● Exercise: Transcribe all the entries word for word, skipping the pictures.

Data excerpts
══════════════════════════════

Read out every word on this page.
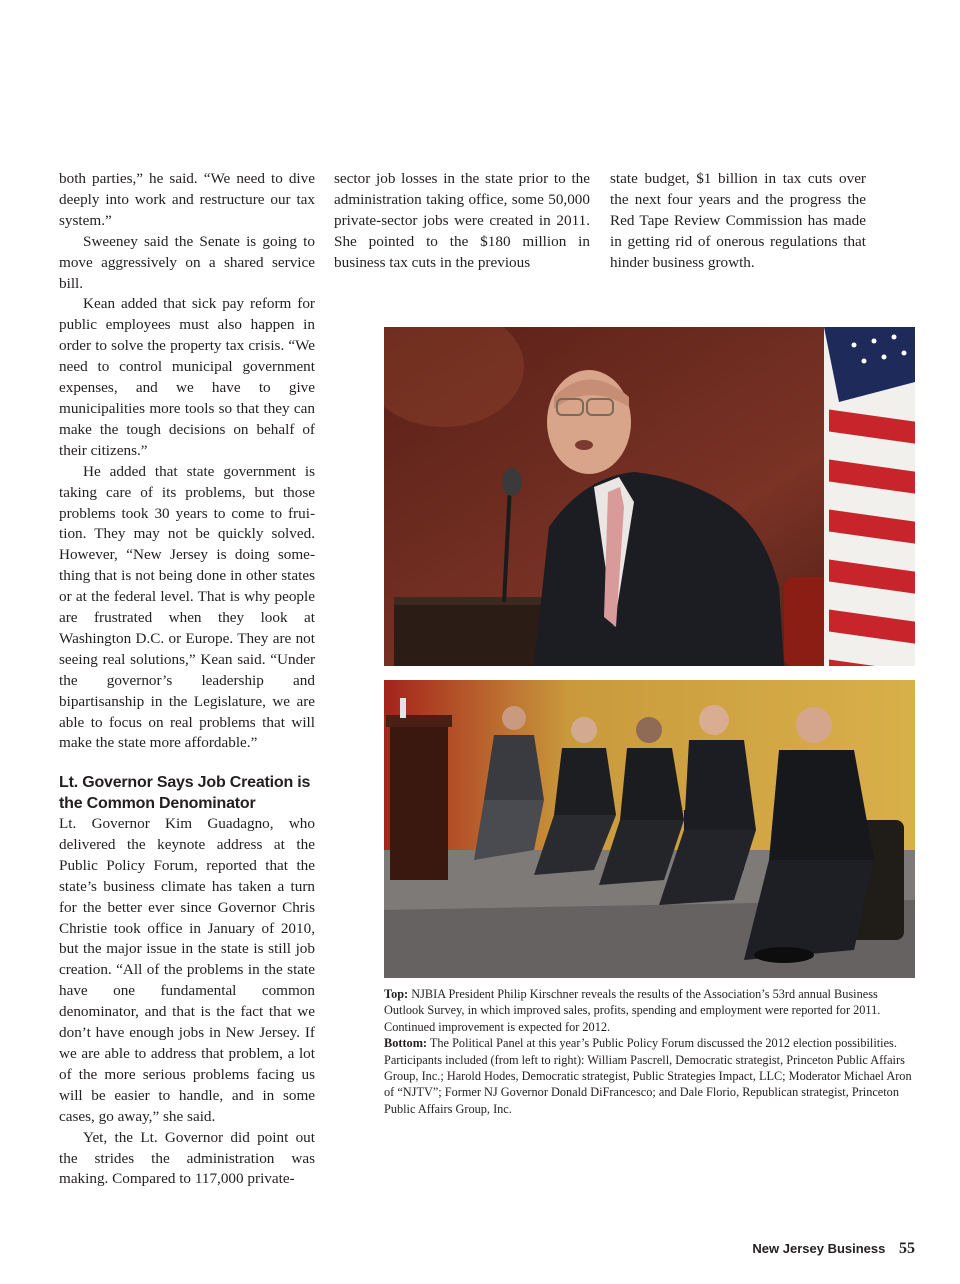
both parties,” he said. “We need to dive deeply into work and restructure our tax system.”

Sweeney said the Senate is going to move aggressively on a shared service bill.

Kean added that sick pay reform for public employees must also happen in order to solve the property tax crisis. “We need to control municipal government expenses, and we have to give municipalities more tools so that they can make the tough decisions on behalf of their citizens.”

He added that state government is taking care of its problems, but those problems took 30 years to come to fruition. They may not be quickly solved. However, “New Jersey is doing something that is not being done in other states or at the federal level. That is why people are frustrated when they look at Washington D.C. or Europe. They are not seeing real solutions,” Kean said. “Under the governor’s leadership and bipartisanship in the Legislature, we are able to focus on real problems that will make the state more affordable.”

Lt. Governor Says Job Creation is the Common Denominator

Lt. Governor Kim Guadagno, who delivered the keynote address at the Public Policy Forum, reported that the state’s business climate has taken a turn for the better ever since Governor Chris Christie took office in January of 2010, but the major issue in the state is still job creation. “All of the problems in the state have one fundamental common denominator, and that is the fact that we don’t have enough jobs in New Jersey. If we are able to address that problem, a lot of the more serious problems facing us will be easier to handle, and in some cases, go away,” she said.

Yet, the Lt. Governor did point out the strides the administration was making. Compared to 117,000 private-

sector job losses in the state prior to the administration taking office, some 50,000 private-sector jobs were created in 2011. She pointed to the $180 million in business tax cuts in the previous

state budget, $1 billion in tax cuts over the next four years and the progress the Red Tape Review Commission has made in getting rid of onerous regulations that hinder business growth.

Top: NJBIA President Philip Kirschner reveals the results of the Association’s 53rd annual Business Outlook Survey, in which improved sales, profits, spending and employment were reported for 2011. Continued improvement is expected for 2012.

Bottom: The Political Panel at this year’s Public Policy Forum discussed the 2012 election possibilities. Participants included (from left to right): William Pascrell, Democratic strategist, Princeton Public Affairs Group, Inc.; Harold Hodes, Democratic strategist, Public Strategies Impact, LLC; Moderator Michael Aron of “NJTV”; Former NJ Governor Donald DiFrancesco; and Dale Florio, Republican strategist, Princeton Public Affairs Group, Inc.

New Jersey Business 55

══════════════════════════════

● Result of this task:
Read out every word on this page.
both parties,” he said. “We need to dive deeply into work and restructure our tax system.”

Sweeney said the Senate is going to move aggressively on a shared service bill.

Kean added that sick pay reform for public employees must also happen in order to solve the property tax crisis. “We need to control municipal government expenses, and we have to give municipalities more tools so that they can make the tough decisions on behalf of their citizens.”

He added that state government is taking care of its problems, but those problems took 30 years to come to fruition. They may not be quickly solved. However, “New Jersey is doing something that is not being done in other states or at the federal level. That is why people are frustrated when they look at Washington D.C. or Europe. They are not seeing real solutions,” Kean said. “Under the governor’s leadership and bipartisanship in the Legislature, we are able to focus on real problems that will make the state more affordable.”

Lt. Governor Says Job Creation is the Common Denominator

Lt. Governor Kim Guadagno, who delivered the keynote address at the Public Policy Forum, reported that the state’s business climate has taken a turn for the better ever since Governor Chris Christie took office in January of 2010, but the major issue in the state is still job creation. “All of the problems in the state have one fundamental common denominator, and that is the fact that we don’t have enough jobs in New Jersey. If we are able to address that problem, a lot of the more serious problems facing us will be easier to handle, and in some cases, go away,” she said.

Yet, the Lt. Governor did point out the strides the administration was making. Compared to 117,000 private-

sector job losses in the state prior to the administration taking office, some 50,000 private-sector jobs were created in 2011. She pointed to the $180 million in business tax cuts in the previous

state budget, $1 billion in tax cuts over the next four years and the progress the Red Tape Review Commission has made in getting rid of onerous regulations that hinder business growth.

Top: NJBIA President Philip Kirschner reveals the results of the Association’s 53rd annual Business Outlook Survey, in which improved sales, profits, spending and employment were reported for 2011. Continued improvement is expected for 2012.

Bottom: The Political Panel at this year’s Public Policy Forum discussed the 2012 election possibilities. Participants included (from left to right): William Pascrell, Democratic strategist, Princeton Public Affairs Group, Inc.; Harold Hodes, Democratic strategist, Public Strategies Impact, LLC; Moderator Michael Aron of “NJTV”; Former NJ Governor Donald DiFrancesco; and Dale Florio, Republican strategist, Princeton Public Affairs Group, Inc.

New Jersey Business 55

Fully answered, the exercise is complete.